§ **Request**
Pick out every line with the word "Survey" and copy it.

┏━━

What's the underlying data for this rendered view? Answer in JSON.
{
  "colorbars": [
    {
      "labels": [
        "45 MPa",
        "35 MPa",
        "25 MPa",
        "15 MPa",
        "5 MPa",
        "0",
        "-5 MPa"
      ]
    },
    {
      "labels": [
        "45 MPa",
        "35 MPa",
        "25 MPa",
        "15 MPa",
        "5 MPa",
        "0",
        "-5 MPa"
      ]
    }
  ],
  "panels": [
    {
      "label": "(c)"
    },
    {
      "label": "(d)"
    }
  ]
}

┗━━
┏━━

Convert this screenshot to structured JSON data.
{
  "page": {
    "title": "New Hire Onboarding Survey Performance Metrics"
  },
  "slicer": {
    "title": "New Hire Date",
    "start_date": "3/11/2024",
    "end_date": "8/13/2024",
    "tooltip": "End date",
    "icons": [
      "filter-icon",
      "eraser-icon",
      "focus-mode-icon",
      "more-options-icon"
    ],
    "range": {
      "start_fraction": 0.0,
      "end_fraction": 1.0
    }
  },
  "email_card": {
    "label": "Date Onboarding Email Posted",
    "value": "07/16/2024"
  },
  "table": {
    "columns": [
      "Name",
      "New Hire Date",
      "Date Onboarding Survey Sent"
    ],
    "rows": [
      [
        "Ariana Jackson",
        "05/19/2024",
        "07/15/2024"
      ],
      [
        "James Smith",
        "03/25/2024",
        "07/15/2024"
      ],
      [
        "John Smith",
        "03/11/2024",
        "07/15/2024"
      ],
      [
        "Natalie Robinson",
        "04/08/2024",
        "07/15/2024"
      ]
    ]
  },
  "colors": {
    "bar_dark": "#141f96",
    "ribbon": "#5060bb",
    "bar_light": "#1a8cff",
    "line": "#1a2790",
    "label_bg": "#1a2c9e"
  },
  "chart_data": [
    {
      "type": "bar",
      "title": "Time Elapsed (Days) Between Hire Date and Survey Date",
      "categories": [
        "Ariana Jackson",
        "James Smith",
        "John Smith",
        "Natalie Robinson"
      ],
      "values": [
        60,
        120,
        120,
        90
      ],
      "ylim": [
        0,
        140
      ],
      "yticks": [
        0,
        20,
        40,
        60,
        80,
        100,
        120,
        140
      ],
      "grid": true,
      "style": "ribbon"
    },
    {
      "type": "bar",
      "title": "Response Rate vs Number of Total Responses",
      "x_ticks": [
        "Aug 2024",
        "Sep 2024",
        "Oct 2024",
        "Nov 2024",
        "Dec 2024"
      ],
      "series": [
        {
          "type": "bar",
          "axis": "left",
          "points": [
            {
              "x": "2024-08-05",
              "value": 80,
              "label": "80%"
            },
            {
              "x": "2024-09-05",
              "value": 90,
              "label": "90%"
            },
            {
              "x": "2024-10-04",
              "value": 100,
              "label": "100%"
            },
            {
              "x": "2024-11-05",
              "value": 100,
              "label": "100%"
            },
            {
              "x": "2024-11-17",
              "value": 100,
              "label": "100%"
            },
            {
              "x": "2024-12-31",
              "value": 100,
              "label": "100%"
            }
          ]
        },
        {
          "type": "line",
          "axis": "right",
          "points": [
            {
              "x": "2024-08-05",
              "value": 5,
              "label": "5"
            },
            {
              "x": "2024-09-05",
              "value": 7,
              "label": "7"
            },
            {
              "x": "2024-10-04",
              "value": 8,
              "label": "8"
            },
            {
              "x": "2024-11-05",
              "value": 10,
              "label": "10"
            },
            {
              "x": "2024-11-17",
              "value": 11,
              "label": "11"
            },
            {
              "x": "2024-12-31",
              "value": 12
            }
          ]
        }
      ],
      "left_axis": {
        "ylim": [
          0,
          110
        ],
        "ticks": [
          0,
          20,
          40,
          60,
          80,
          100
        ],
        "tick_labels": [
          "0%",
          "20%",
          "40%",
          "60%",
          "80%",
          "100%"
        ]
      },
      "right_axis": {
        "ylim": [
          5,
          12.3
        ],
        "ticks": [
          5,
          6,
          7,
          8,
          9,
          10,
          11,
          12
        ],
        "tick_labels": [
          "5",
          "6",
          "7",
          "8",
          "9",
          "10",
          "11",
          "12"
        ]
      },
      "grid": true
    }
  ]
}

┗━━

§ **Written response**
    "title": "New Hire Onboarding Survey Performance Metrics"
      "Date Onboarding Survey Sent"
      "title": "Time Elapsed (Days) Between Hire Date and Survey Date",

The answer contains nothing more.